▼

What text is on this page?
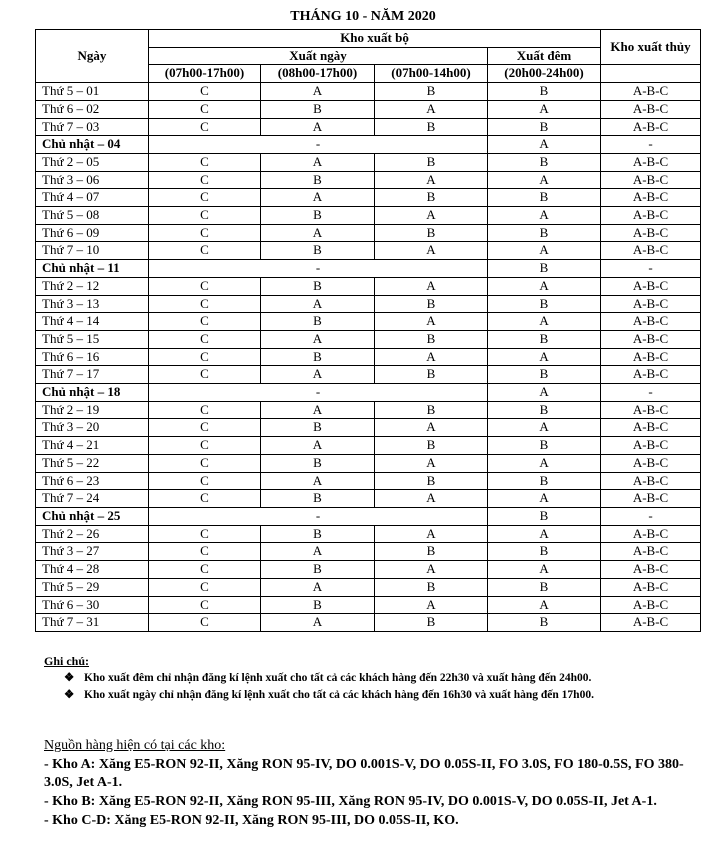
THÁNG 10 - NĂM 2020
Ngày	Kho xuất bộ				Kho xuất thủy
	Xuất ngày			Xuất đêm	
	(07h00-17h00)	(08h00-17h00)	(07h00-14h00)	(20h00-24h00)	
Thứ 5 – 01	C	A	B	B	A-B-C
Thứ 6 – 02	C	B	A	A	A-B-C
Thứ 7 – 03	C	A	B	B	A-B-C
Chủ nhật – 04	-			A	-
Thứ 2 – 05	C	A	B	B	A-B-C
Thứ 3 – 06	C	B	A	A	A-B-C
Thứ 4 – 07	C	A	B	B	A-B-C
Thứ 5 – 08	C	B	A	A	A-B-C
Thứ 6 – 09	C	A	B	B	A-B-C
Thứ 7 – 10	C	B	A	A	A-B-C
Chủ nhật – 11	-			B	-
Thứ 2 – 12	C	B	A	A	A-B-C
Thứ 3 – 13	C	A	B	B	A-B-C
Thứ 4 – 14	C	B	A	A	A-B-C
Thứ 5 – 15	C	A	B	B	A-B-C
Thứ 6 – 16	C	B	A	A	A-B-C
Thứ 7 – 17	C	A	B	B	A-B-C
Chủ nhật – 18	-			A	-
Thứ 2 – 19	C	A	B	B	A-B-C
Thứ 3 – 20	C	B	A	A	A-B-C
Thứ 4 – 21	C	A	B	B	A-B-C
Thứ 5 – 22	C	B	A	A	A-B-C
Thứ 6 – 23	C	A	B	B	A-B-C
Thứ 7 – 24	C	B	A	A	A-B-C
Chủ nhật – 25	-			B	-
Thứ 2 – 26	C	B	A	A	A-B-C
Thứ 3 – 27	C	A	B	B	A-B-C
Thứ 4 – 28	C	B	A	A	A-B-C
Thứ 5 – 29	C	A	B	B	A-B-C
Thứ 6 – 30	C	B	A	A	A-B-C
Thứ 7 – 31	C	A	B	B	A-B-C
Ghi chú:
❖ Kho xuất đêm chỉ nhận đăng kí lệnh xuất cho tất cả các khách hàng đến 22h30 và xuất hàng đến 24h00.
❖ Kho xuất ngày chỉ nhận đăng kí lệnh xuất cho tất cả các khách hàng đến 16h30 và xuất hàng đến 17h00.
Nguồn hàng hiện có tại các kho:
- Kho A: Xăng E5-RON 92-II, Xăng RON 95-IV, DO 0.001S-V, DO 0.05S-II, FO 3.0S, FO 180-0.5S, FO 380-3.0S, Jet A-1.
- Kho B: Xăng E5-RON 92-II, Xăng RON 95-III, Xăng RON 95-IV, DO 0.001S-V, DO 0.05S-II, Jet A-1.
- Kho C-D: Xăng E5-RON 92-II, Xăng RON 95-III, DO 0.05S-II, KO.
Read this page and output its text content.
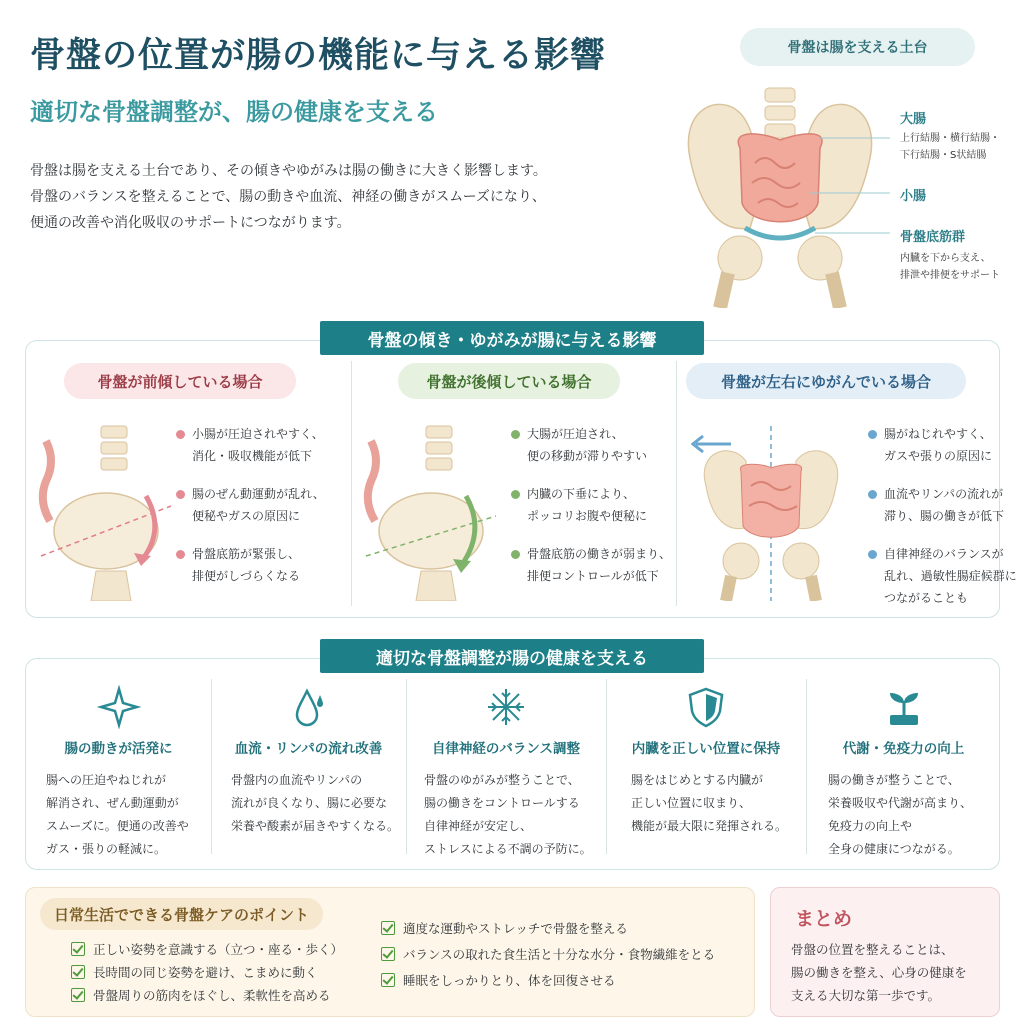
骨盤の位置が腸の機能に与える影響
適切な骨盤調整が、腸の健康を支える

骨盤は腸を支える土台であり、その傾きやゆがみは腸の働きに大きく影響します。

骨盤のバランスを整えることで、腸の動きや血流、神経の働きがスムーズになり、

便通の改善や消化吸収のサポートにつながります。

骨盤は腸を支える土台
大腸
上行結腸・横行結腸・
下行結腸・S状結腸
小腸
骨盤底筋群
内臓を下から支え、
排泄や排便をサポート
骨盤が前傾している場合
小腸が圧迫されやすく、
消化・吸収機能が低下
腸のぜん動運動が乱れ、
便秘やガスの原因に
骨盤底筋が緊張し、
排便がしづらくなる
骨盤が後傾している場合
大腸が圧迫され、
便の移動が滞りやすい
内臓の下垂により、
ポッコリお腹や便秘に
骨盤底筋の働きが弱まり、
排便コントロールが低下
骨盤が左右にゆがんでいる場合
腸がねじれやすく、
ガスや張りの原因に
血流やリンパの流れが
滞り、腸の働きが低下
自律神経のバランスが
乱れ、過敏性腸症候群に
つながることも
骨盤の傾き・ゆがみが腸に与える影響
腸の動きが活発に
腸への圧迫やねじれが
解消され、ぜん動運動が
スムーズに。便通の改善や
ガス・張りの軽減に。
血流・リンパの流れ改善
骨盤内の血流やリンパの
流れが良くなり、腸に必要な
栄養や酸素が届きやすくなる。
自律神経のバランス調整
骨盤のゆがみが整うことで、
腸の働きをコントロールする
自律神経が安定し、
ストレスによる不調の予防に。
内臓を正しい位置に保持
腸をはじめとする内臓が
正しい位置に収まり、
機能が最大限に発揮される。
代謝・免疫力の向上
腸の働きが整うことで、
栄養吸収や代謝が高まり、
免疫力の向上や
全身の健康につながる。
適切な骨盤調整が腸の健康を支える
日常生活でできる骨盤ケアのポイント
正しい姿勢を意識する（立つ・座る・歩く）
長時間の同じ姿勢を避け、こまめに動く
骨盤周りの筋肉をほぐし、柔軟性を高める
適度な運動やストレッチで骨盤を整える
バランスの取れた食生活と十分な水分・食物繊維をとる
睡眠をしっかりとり、体を回復させる
まとめ
骨盤の位置を整えることは、
腸の働きを整え、心身の健康を
支える大切な第一歩です。
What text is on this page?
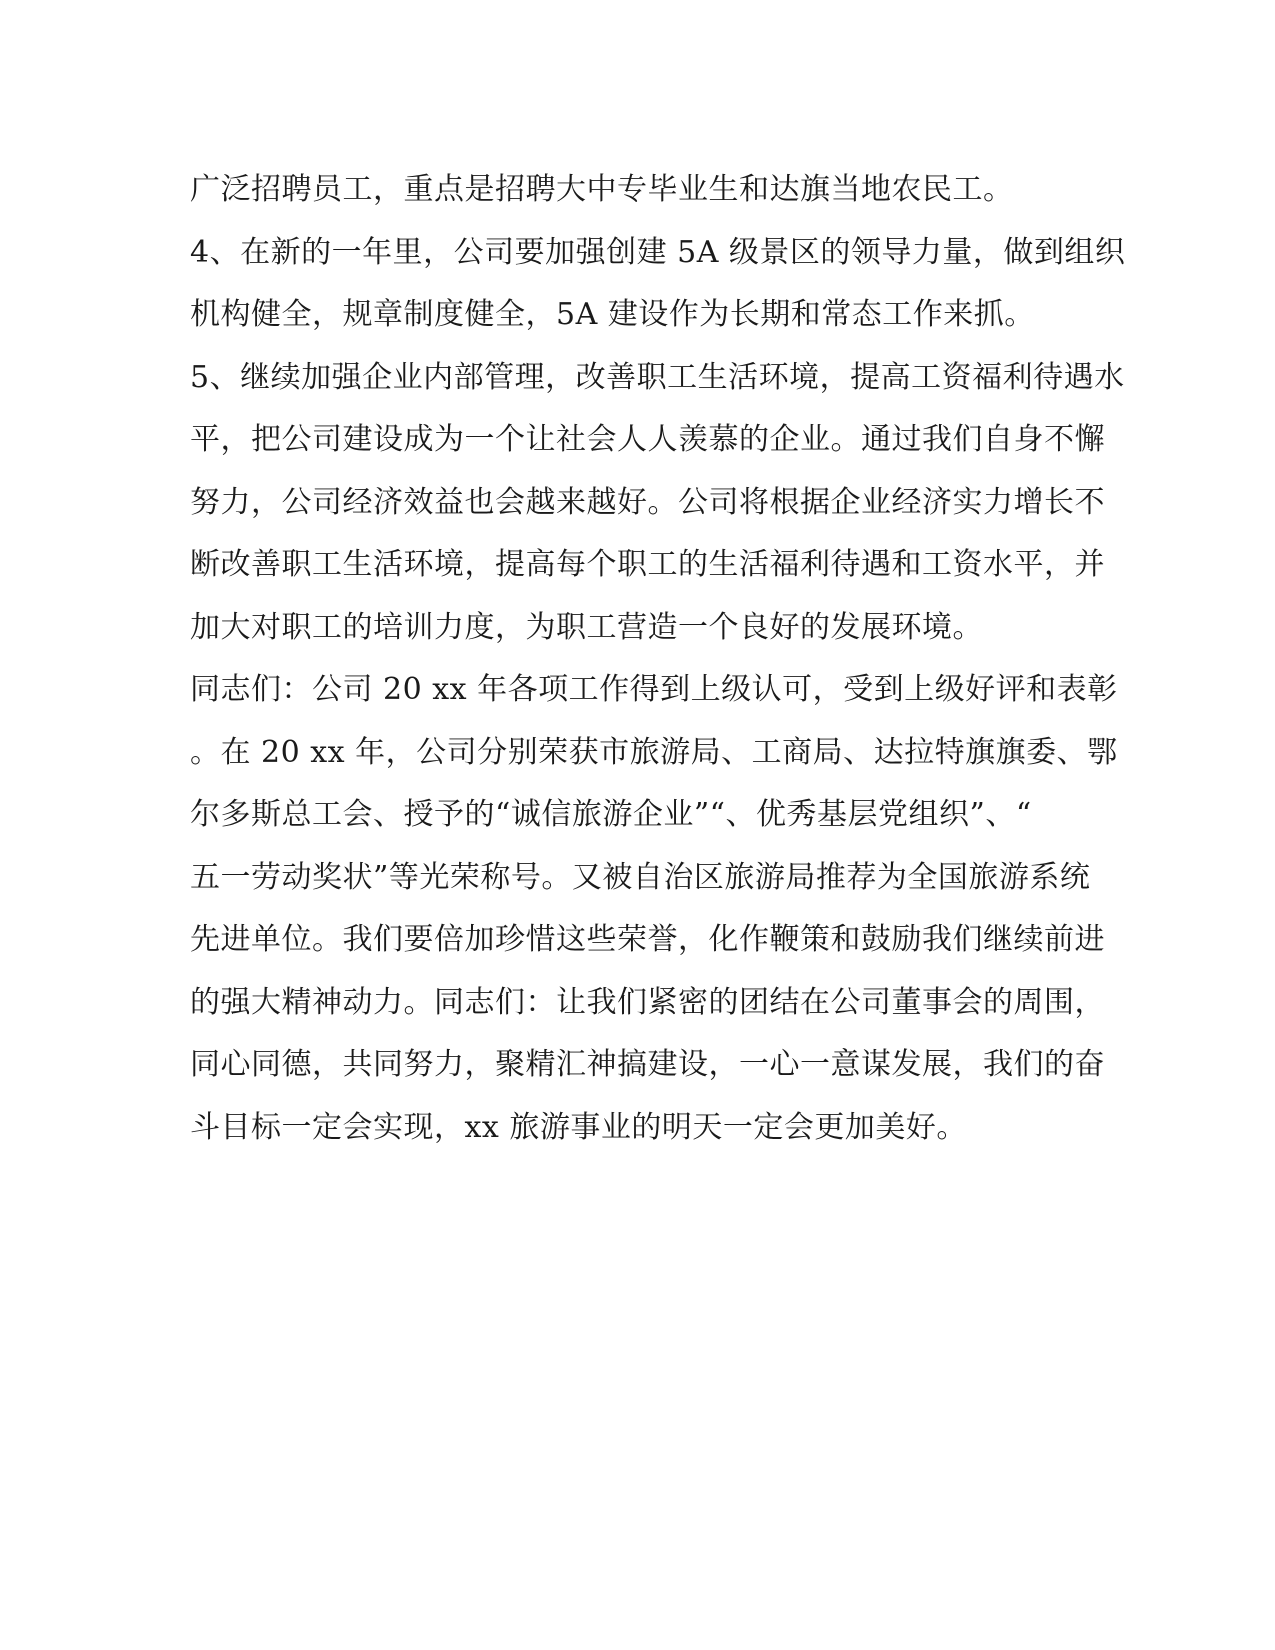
广泛招聘员工，重点是招聘大中专毕业生和达旗当地农民工。
4、在新的一年里，公司要加强创建 5A 级景区的领导力量，做到组织
机构健全，规章制度健全，5A 建设作为长期和常态工作来抓。
5、继续加强企业内部管理，改善职工生活环境，提高工资福利待遇水
平，把公司建设成为一个让社会人人羡慕的企业。通过我们自身不懈
努力，公司经济效益也会越来越好。公司将根据企业经济实力增长不
断改善职工生活环境，提高每个职工的生活福利待遇和工资水平，并
加大对职工的培训力度，为职工营造一个良好的发展环境。
同志们：公司 20 xx 年各项工作得到上级认可，受到上级好评和表彰
。在 20 xx 年，公司分别荣获市旅游局、工商局、达拉特旗旗委、鄂
尔多斯总工会、授予的“诚信旅游企业”“、优秀基层党组织”、“
五一劳动奖状”等光荣称号。又被自治区旅游局推荐为全国旅游系统
先进单位。我们要倍加珍惜这些荣誉，化作鞭策和鼓励我们继续前进
的强大精神动力。同志们：让我们紧密的团结在公司董事会的周围，
同心同德，共同努力，聚精汇神搞建设，一心一意谋发展，我们的奋
斗目标一定会实现，xx 旅游事业的明天一定会更加美好。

▲

_What is being asked_
Look through the data above. Copy every line with the string "hàng" in it.

_Answer in full_
❖ Kho xuất đêm chỉ nhận đăng kí lệnh xuất cho tất cả các khách hàng đến 22h30 và xuất hàng đến 24h00.
❖ Kho xuất ngày chỉ nhận đăng kí lệnh xuất cho tất cả các khách hàng đến 16h30 và xuất hàng đến 17h00.
Nguồn hàng hiện có tại các kho:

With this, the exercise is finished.